--- Problem requirements ---
Retype the whole listing, please, keeping every line exact and dropping the pictures.

Start

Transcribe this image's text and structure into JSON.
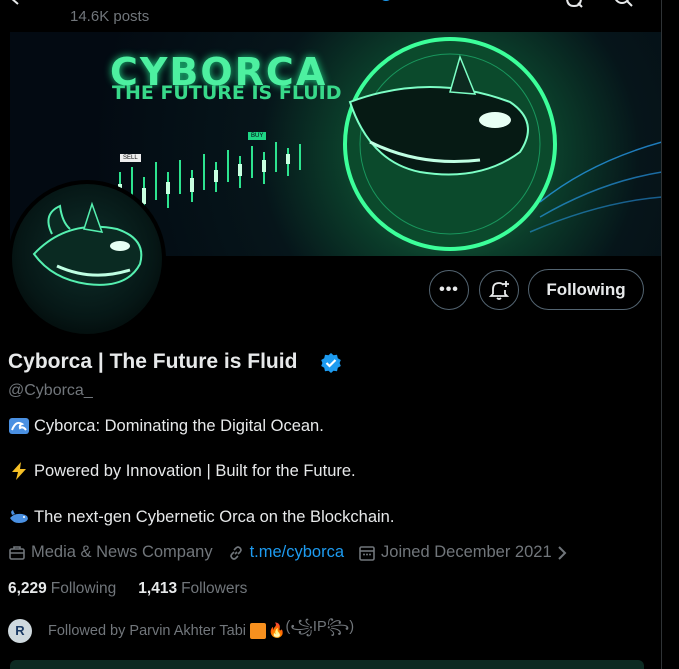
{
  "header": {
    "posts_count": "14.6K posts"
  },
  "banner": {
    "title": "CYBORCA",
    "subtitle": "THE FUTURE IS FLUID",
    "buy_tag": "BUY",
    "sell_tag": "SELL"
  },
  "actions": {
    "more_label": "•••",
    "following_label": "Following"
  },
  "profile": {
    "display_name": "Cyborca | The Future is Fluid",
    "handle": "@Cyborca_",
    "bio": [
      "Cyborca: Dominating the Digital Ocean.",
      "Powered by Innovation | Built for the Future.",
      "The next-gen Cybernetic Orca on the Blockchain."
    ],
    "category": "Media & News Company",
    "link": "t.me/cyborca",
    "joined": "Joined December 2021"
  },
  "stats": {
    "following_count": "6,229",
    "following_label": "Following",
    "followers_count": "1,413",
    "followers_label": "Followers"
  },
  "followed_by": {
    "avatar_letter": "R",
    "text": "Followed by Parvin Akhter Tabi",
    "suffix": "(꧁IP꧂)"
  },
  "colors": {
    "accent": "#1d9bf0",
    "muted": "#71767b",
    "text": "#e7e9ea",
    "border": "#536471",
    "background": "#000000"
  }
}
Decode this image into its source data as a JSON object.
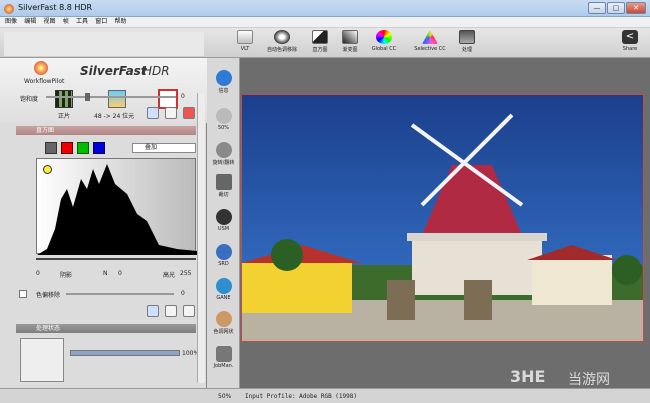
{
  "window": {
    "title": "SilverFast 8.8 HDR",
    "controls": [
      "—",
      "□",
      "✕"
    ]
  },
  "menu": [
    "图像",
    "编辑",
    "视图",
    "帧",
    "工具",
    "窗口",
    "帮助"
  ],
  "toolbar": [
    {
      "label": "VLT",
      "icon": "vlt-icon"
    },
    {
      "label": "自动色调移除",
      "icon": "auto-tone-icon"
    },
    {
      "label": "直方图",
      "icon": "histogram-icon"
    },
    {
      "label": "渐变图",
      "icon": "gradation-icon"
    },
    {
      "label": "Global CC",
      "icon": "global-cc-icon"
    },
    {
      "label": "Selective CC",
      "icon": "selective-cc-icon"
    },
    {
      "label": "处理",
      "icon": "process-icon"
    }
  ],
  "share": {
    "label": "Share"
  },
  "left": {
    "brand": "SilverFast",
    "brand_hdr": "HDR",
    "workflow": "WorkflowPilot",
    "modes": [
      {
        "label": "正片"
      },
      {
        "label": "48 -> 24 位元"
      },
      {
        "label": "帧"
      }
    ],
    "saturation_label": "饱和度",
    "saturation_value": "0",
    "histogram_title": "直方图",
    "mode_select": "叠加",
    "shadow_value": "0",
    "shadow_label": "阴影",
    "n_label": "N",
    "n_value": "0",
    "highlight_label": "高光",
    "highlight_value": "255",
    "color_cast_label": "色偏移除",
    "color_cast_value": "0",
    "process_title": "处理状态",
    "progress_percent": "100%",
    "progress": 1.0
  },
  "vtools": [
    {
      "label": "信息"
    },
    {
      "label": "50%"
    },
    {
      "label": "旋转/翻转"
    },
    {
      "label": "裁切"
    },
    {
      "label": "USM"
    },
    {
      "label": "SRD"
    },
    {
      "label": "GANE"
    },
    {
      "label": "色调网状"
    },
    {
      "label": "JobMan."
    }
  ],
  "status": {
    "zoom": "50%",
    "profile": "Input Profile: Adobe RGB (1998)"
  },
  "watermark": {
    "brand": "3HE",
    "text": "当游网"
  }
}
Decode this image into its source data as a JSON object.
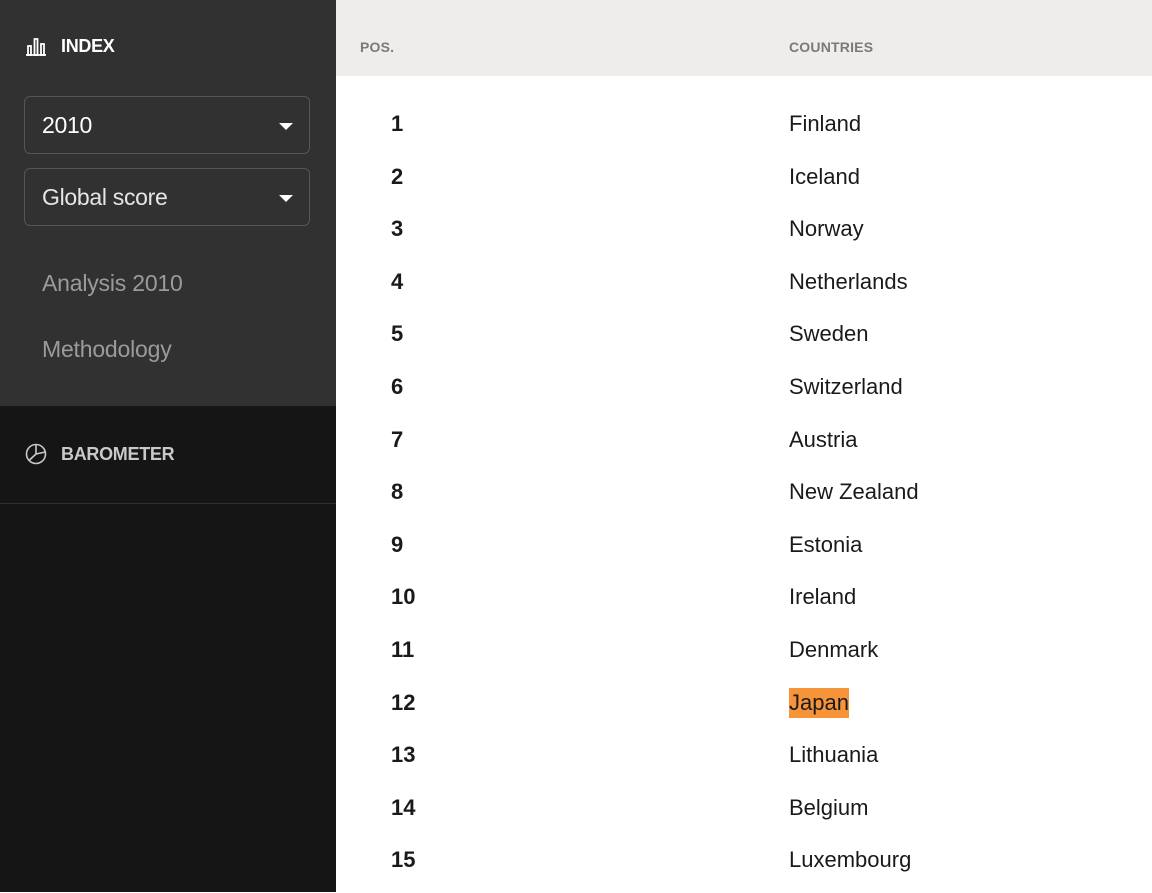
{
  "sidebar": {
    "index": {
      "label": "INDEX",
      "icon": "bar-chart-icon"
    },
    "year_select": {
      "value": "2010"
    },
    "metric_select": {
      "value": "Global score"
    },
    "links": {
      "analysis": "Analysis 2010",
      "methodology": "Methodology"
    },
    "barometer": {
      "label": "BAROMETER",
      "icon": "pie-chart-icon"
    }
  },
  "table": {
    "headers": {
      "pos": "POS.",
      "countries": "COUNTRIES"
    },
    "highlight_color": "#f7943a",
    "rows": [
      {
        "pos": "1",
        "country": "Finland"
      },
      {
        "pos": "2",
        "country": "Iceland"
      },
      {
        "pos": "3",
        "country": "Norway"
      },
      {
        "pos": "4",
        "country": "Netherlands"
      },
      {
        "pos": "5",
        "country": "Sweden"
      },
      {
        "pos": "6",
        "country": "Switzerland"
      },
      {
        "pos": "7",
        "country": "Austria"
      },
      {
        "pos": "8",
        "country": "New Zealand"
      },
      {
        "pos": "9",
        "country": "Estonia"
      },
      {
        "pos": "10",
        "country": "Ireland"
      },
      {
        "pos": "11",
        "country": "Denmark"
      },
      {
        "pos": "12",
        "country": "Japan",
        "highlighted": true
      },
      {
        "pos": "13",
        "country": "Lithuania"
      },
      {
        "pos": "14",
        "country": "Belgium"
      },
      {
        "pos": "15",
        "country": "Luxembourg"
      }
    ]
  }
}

End

--- Solution to this exercise ---
Transcribe this image's text and structure into JSON.
{
  "header": {
    "posts_count": "14.6K posts"
  },
  "banner": {
    "title": "CYBORCA",
    "subtitle": "THE FUTURE IS FLUID",
    "buy_tag": "BUY",
    "sell_tag": "SELL"
  },
  "actions": {
    "more_label": "•••",
    "following_label": "Following"
  },
  "profile": {
    "display_name": "Cyborca | The Future is Fluid",
    "handle": "@Cyborca_",
    "bio": [
      "Cyborca: Dominating the Digital Ocean.",
      "Powered by Innovation | Built for the Future.",
      "The next-gen Cybernetic Orca on the Blockchain."
    ],
    "category": "Media & News Company",
    "link": "t.me/cyborca",
    "joined": "Joined December 2021"
  },
  "stats": {
    "following_count": "6,229",
    "following_label": "Following",
    "followers_count": "1,413",
    "followers_label": "Followers"
  },
  "followed_by": {
    "avatar_letter": "R",
    "text": "Followed by Parvin Akhter Tabi",
    "suffix": "(꧁IP꧂)"
  },
  "colors": {
    "accent": "#1d9bf0",
    "muted": "#71767b",
    "text": "#e7e9ea",
    "border": "#536471",
    "background": "#000000"
  }
}
Decode this image into its source data as a JSON object.
{
  "window": {
    "title": "SilverFast 8.8 HDR",
    "controls": [
      "—",
      "□",
      "✕"
    ]
  },
  "menu": [
    "图像",
    "编辑",
    "视图",
    "帧",
    "工具",
    "窗口",
    "帮助"
  ],
  "toolbar": [
    {
      "label": "VLT",
      "icon": "vlt-icon"
    },
    {
      "label": "自动色调移除",
      "icon": "auto-tone-icon"
    },
    {
      "label": "直方图",
      "icon": "histogram-icon"
    },
    {
      "label": "渐变图",
      "icon": "gradation-icon"
    },
    {
      "label": "Global CC",
      "icon": "global-cc-icon"
    },
    {
      "label": "Selective CC",
      "icon": "selective-cc-icon"
    },
    {
      "label": "处理",
      "icon": "process-icon"
    }
  ],
  "share": {
    "label": "Share"
  },
  "left": {
    "brand": "SilverFast",
    "brand_hdr": "HDR",
    "workflow": "WorkflowPilot",
    "modes": [
      {
        "label": "正片"
      },
      {
        "label": "48 -> 24 位元"
      },
      {
        "label": "帧"
      }
    ],
    "saturation_label": "饱和度",
    "saturation_value": "0",
    "histogram_title": "直方图",
    "mode_select": "叠加",
    "shadow_value": "0",
    "shadow_label": "阴影",
    "n_label": "N",
    "n_value": "0",
    "highlight_label": "高光",
    "highlight_value": "255",
    "color_cast_label": "色偏移除",
    "color_cast_value": "0",
    "process_title": "处理状态",
    "progress_percent": "100%",
    "progress": 1.0
  },
  "vtools": [
    {
      "label": "信息"
    },
    {
      "label": "50%"
    },
    {
      "label": "旋转/翻转"
    },
    {
      "label": "裁切"
    },
    {
      "label": "USM"
    },
    {
      "label": "SRD"
    },
    {
      "label": "GANE"
    },
    {
      "label": "色调网状"
    },
    {
      "label": "JobMan."
    }
  ],
  "status": {
    "zoom": "50%",
    "profile": "Input Profile: Adobe RGB (1998)"
  },
  "watermark": {
    "brand": "3HE",
    "text": "当游网"
  }
}
Decode this image into its source data as a JSON object.
{
  "sidebar": {
    "index": {
      "label": "INDEX",
      "icon": "bar-chart-icon"
    },
    "year_select": {
      "value": "2010"
    },
    "metric_select": {
      "value": "Global score"
    },
    "links": {
      "analysis": "Analysis 2010",
      "methodology": "Methodology"
    },
    "barometer": {
      "label": "BAROMETER",
      "icon": "pie-chart-icon"
    }
  },
  "table": {
    "headers": {
      "pos": "POS.",
      "countries": "COUNTRIES"
    },
    "highlight_color": "#f7943a",
    "rows": [
      {
        "pos": "1",
        "country": "Finland"
      },
      {
        "pos": "2",
        "country": "Iceland"
      },
      {
        "pos": "3",
        "country": "Norway"
      },
      {
        "pos": "4",
        "country": "Netherlands"
      },
      {
        "pos": "5",
        "country": "Sweden"
      },
      {
        "pos": "6",
        "country": "Switzerland"
      },
      {
        "pos": "7",
        "country": "Austria"
      },
      {
        "pos": "8",
        "country": "New Zealand"
      },
      {
        "pos": "9",
        "country": "Estonia"
      },
      {
        "pos": "10",
        "country": "Ireland"
      },
      {
        "pos": "11",
        "country": "Denmark"
      },
      {
        "pos": "12",
        "country": "Japan",
        "highlighted": true
      },
      {
        "pos": "13",
        "country": "Lithuania"
      },
      {
        "pos": "14",
        "country": "Belgium"
      },
      {
        "pos": "15",
        "country": "Luxembourg"
      }
    ]
  }
}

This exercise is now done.